■ AIM:
Output every entry exactly as written, skipping any pictures.

[Structured figure records]
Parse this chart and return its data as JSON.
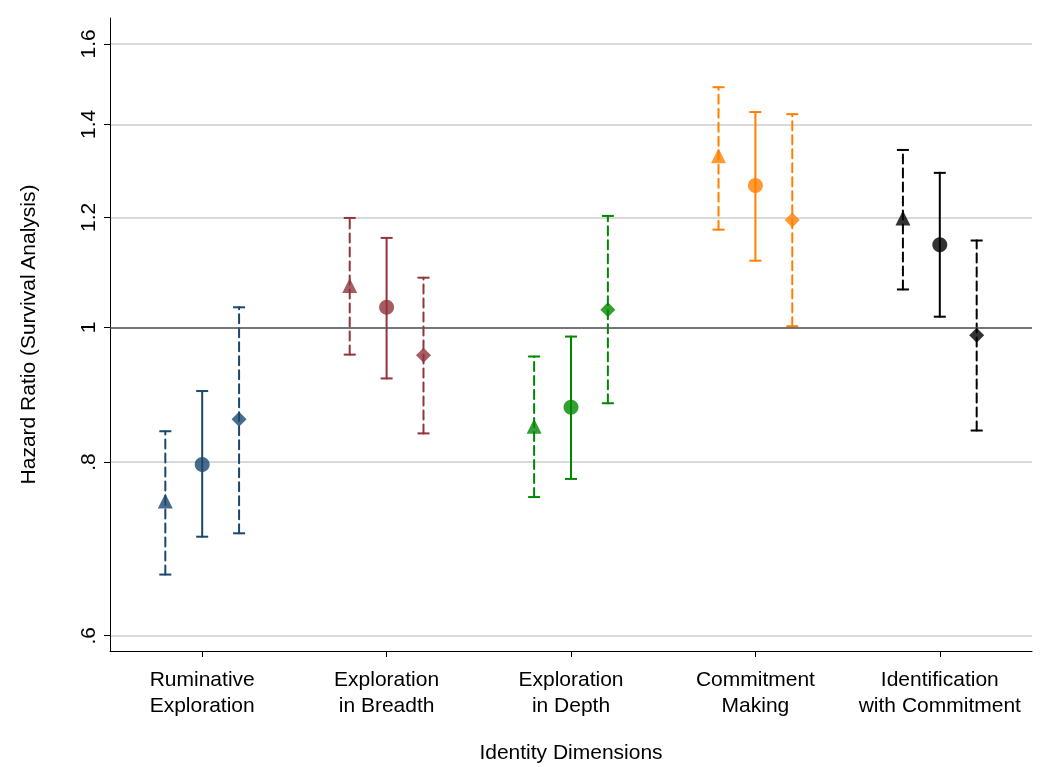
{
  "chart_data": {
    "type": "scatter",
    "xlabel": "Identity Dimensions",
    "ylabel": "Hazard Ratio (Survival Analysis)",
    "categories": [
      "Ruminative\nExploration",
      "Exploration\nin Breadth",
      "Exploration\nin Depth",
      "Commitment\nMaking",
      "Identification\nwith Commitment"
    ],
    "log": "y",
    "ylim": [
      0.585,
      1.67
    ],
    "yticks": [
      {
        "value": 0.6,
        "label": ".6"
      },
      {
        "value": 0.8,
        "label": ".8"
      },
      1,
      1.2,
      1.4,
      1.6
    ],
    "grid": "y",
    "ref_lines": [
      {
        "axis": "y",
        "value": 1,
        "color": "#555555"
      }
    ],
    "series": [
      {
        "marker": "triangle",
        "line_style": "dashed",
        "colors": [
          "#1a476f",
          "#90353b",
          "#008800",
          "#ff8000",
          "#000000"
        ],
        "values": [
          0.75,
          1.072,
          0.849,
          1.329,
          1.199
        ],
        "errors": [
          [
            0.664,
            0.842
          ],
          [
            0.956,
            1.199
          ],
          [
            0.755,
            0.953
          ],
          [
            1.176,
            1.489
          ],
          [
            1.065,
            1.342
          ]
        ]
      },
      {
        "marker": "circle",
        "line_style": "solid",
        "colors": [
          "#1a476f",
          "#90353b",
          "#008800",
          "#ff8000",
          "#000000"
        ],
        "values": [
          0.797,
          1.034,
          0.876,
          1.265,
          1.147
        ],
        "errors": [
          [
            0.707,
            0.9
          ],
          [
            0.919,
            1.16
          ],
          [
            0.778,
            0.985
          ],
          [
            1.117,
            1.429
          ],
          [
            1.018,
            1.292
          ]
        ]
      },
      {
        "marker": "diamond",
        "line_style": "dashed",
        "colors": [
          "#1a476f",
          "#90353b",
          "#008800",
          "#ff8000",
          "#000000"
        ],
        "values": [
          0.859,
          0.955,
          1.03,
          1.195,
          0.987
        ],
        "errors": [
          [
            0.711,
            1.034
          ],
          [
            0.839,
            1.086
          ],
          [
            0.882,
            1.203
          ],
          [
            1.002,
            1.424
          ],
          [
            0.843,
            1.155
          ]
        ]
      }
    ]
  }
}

■ COMPLETED EXERCISE:
Parse this chart and return its data as JSON.
{
  "chart_data": {
    "type": "scatter",
    "xlabel": "Identity Dimensions",
    "ylabel": "Hazard Ratio (Survival Analysis)",
    "categories": [
      "Ruminative\nExploration",
      "Exploration\nin Breadth",
      "Exploration\nin Depth",
      "Commitment\nMaking",
      "Identification\nwith Commitment"
    ],
    "log": "y",
    "ylim": [
      0.585,
      1.67
    ],
    "yticks": [
      {
        "value": 0.6,
        "label": ".6"
      },
      {
        "value": 0.8,
        "label": ".8"
      },
      1,
      1.2,
      1.4,
      1.6
    ],
    "grid": "y",
    "ref_lines": [
      {
        "axis": "y",
        "value": 1,
        "color": "#555555"
      }
    ],
    "series": [
      {
        "marker": "triangle",
        "line_style": "dashed",
        "colors": [
          "#1a476f",
          "#90353b",
          "#008800",
          "#ff8000",
          "#000000"
        ],
        "values": [
          0.75,
          1.072,
          0.849,
          1.329,
          1.199
        ],
        "errors": [
          [
            0.664,
            0.842
          ],
          [
            0.956,
            1.199
          ],
          [
            0.755,
            0.953
          ],
          [
            1.176,
            1.489
          ],
          [
            1.065,
            1.342
          ]
        ]
      },
      {
        "marker": "circle",
        "line_style": "solid",
        "colors": [
          "#1a476f",
          "#90353b",
          "#008800",
          "#ff8000",
          "#000000"
        ],
        "values": [
          0.797,
          1.034,
          0.876,
          1.265,
          1.147
        ],
        "errors": [
          [
            0.707,
            0.9
          ],
          [
            0.919,
            1.16
          ],
          [
            0.778,
            0.985
          ],
          [
            1.117,
            1.429
          ],
          [
            1.018,
            1.292
          ]
        ]
      },
      {
        "marker": "diamond",
        "line_style": "dashed",
        "colors": [
          "#1a476f",
          "#90353b",
          "#008800",
          "#ff8000",
          "#000000"
        ],
        "values": [
          0.859,
          0.955,
          1.03,
          1.195,
          0.987
        ],
        "errors": [
          [
            0.711,
            1.034
          ],
          [
            0.839,
            1.086
          ],
          [
            0.882,
            1.203
          ],
          [
            1.002,
            1.424
          ],
          [
            0.843,
            1.155
          ]
        ]
      }
    ]
  }
}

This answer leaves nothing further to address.